The exercise
Return each line that holds the word "name".

-- START Input records --

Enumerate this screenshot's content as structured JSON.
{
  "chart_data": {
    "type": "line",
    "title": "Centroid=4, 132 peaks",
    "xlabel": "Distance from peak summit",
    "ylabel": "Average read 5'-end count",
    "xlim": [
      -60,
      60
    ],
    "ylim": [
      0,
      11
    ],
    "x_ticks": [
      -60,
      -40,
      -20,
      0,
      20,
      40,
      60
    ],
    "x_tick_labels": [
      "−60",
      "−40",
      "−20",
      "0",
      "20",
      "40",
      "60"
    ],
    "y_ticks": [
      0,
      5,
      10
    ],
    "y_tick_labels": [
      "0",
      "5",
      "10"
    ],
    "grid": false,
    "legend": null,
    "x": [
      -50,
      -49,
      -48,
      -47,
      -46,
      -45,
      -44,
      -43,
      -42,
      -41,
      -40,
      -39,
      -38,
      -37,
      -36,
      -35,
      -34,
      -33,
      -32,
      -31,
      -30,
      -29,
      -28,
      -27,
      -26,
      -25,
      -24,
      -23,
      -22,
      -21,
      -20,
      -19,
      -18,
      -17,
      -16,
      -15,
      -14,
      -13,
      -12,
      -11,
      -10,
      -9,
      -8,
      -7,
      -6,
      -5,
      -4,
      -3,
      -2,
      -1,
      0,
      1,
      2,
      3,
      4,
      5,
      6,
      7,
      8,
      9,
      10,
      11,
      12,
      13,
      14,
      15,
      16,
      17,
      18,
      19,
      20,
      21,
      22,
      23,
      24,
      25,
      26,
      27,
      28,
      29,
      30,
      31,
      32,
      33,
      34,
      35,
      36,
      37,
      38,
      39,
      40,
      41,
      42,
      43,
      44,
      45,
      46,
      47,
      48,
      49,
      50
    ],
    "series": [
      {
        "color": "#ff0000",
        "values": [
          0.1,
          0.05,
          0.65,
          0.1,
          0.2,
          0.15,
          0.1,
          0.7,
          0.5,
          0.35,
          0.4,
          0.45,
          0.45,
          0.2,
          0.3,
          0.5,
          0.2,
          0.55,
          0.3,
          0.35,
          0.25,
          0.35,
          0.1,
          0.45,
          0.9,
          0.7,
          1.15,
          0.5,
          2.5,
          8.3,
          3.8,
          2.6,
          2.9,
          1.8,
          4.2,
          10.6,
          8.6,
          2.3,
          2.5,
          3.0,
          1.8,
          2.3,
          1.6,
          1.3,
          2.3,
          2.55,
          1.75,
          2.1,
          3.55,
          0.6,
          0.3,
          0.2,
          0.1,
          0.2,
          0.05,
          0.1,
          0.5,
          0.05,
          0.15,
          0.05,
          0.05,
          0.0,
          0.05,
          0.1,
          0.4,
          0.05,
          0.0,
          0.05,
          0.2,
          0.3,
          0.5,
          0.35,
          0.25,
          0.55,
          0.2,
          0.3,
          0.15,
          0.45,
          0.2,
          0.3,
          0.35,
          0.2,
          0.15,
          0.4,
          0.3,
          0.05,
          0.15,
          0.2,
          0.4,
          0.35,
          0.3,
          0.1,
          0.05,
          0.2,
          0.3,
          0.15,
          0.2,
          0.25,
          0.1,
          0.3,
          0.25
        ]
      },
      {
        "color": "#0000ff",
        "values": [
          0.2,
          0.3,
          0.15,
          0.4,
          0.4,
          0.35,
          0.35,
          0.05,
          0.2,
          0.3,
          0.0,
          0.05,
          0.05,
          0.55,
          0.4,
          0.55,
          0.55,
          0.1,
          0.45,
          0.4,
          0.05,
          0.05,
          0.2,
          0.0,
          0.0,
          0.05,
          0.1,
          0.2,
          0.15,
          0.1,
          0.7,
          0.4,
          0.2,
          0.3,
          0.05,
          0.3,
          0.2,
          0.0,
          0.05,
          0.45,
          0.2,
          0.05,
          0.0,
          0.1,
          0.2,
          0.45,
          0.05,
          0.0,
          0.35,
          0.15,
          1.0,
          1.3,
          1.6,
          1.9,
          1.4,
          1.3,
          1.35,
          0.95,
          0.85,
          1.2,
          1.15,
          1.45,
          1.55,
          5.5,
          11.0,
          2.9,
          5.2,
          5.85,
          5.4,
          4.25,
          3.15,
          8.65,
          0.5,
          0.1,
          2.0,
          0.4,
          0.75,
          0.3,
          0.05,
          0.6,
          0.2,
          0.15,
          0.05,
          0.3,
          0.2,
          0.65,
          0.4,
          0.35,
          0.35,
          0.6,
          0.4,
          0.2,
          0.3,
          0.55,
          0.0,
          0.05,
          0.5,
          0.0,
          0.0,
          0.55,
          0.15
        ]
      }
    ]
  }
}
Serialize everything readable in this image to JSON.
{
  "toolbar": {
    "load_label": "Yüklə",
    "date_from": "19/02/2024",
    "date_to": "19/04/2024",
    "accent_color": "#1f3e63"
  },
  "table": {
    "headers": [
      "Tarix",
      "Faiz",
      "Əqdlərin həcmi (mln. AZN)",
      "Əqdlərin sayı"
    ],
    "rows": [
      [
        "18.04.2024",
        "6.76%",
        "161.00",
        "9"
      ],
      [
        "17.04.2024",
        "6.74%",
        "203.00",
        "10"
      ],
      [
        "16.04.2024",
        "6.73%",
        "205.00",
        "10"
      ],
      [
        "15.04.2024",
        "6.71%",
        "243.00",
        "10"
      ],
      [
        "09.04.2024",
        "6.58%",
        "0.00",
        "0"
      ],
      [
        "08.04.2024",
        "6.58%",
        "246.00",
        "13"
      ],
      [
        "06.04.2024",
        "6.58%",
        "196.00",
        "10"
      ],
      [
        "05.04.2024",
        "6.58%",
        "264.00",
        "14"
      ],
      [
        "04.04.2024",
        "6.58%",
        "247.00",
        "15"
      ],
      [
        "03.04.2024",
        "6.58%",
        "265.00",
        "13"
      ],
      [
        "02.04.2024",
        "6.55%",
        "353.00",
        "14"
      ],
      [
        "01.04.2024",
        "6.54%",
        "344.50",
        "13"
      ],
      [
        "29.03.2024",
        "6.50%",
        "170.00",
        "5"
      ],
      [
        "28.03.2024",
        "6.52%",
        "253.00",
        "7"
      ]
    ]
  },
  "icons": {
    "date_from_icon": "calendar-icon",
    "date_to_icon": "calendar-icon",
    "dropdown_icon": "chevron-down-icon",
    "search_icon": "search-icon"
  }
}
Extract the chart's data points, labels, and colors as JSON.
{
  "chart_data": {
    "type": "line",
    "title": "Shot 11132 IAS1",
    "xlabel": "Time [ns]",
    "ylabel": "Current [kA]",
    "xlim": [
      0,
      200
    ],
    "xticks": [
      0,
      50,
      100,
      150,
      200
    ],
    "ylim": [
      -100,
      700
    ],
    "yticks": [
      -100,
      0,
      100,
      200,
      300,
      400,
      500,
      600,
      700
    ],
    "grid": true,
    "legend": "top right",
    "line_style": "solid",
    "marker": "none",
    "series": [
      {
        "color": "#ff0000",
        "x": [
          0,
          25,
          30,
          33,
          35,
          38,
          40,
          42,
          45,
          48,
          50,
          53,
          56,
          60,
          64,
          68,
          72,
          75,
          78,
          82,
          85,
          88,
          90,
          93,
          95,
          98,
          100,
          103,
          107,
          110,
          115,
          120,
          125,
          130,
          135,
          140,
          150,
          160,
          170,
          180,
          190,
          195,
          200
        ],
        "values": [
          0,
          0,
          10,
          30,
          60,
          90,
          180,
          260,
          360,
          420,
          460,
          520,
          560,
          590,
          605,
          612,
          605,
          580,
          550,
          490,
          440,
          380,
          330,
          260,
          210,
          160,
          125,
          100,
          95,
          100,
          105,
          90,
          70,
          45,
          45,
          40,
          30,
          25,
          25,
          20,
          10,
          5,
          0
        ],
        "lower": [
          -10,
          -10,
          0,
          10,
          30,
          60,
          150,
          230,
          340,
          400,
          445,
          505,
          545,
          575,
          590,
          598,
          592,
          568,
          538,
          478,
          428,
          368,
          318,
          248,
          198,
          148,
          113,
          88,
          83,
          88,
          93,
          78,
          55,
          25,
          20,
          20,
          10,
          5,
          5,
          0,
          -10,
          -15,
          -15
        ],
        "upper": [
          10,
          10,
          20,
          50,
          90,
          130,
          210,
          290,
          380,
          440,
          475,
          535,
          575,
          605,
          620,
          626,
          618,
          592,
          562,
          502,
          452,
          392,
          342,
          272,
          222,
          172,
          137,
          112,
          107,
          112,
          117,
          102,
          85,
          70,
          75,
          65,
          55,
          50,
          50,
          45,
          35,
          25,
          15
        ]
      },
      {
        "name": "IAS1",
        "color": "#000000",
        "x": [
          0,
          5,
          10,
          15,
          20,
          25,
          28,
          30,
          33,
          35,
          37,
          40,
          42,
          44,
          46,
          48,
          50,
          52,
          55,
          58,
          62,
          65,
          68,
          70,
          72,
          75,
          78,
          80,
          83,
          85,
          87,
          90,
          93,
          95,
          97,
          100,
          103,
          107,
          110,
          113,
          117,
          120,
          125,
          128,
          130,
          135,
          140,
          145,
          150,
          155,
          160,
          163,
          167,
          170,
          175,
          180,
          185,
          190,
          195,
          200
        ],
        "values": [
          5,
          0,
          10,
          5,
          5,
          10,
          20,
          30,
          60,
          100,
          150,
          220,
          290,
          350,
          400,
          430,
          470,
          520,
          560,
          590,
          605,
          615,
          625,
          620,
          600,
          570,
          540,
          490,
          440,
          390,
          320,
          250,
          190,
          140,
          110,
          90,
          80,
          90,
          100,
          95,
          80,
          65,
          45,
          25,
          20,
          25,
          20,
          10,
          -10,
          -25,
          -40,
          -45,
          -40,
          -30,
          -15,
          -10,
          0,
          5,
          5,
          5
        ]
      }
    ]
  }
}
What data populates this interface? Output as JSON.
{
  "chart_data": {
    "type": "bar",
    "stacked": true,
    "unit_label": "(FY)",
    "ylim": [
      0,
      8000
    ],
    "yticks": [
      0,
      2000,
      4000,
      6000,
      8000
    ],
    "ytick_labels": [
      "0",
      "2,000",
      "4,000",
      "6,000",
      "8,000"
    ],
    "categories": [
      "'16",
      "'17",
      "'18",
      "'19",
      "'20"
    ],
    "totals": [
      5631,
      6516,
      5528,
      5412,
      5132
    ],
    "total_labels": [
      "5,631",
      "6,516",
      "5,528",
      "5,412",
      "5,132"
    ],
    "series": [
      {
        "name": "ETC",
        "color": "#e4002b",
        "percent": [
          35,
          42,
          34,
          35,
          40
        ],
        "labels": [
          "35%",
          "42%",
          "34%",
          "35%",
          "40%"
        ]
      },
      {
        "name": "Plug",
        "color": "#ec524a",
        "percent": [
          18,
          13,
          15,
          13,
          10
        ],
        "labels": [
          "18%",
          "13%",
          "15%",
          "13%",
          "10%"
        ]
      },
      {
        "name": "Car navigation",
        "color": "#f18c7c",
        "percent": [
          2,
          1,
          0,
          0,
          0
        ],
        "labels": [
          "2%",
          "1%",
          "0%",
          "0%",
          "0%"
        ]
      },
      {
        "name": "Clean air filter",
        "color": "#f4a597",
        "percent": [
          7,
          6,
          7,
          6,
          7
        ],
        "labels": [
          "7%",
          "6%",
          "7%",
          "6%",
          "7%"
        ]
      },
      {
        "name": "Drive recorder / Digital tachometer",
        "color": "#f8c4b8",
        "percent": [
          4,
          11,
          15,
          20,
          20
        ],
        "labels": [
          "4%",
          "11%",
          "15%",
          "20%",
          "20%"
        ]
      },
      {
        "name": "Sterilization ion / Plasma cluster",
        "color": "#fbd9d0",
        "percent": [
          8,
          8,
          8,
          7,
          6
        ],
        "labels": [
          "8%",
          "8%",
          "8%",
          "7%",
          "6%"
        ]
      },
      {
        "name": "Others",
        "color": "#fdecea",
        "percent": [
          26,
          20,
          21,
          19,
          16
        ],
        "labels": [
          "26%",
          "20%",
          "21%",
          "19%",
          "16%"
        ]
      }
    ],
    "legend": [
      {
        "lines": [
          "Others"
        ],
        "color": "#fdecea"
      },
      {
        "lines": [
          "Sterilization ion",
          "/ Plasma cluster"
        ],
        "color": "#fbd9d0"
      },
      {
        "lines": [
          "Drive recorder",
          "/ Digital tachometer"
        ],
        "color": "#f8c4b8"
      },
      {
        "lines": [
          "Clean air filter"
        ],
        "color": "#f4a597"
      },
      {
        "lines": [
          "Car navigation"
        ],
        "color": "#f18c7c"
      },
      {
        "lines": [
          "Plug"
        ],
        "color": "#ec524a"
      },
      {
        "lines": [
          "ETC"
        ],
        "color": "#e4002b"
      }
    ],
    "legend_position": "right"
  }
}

-- END Input records --

Solution to the problem
        "name": "IAS1",
        "name": "ETC",
        "name": "Plug",
        "name": "Car navigation",
        "name": "Clean air filter",
        "name": "Drive recorder / Digital tachometer",
        "name": "Sterilization ion / Plasma cluster",
        "name": "Others",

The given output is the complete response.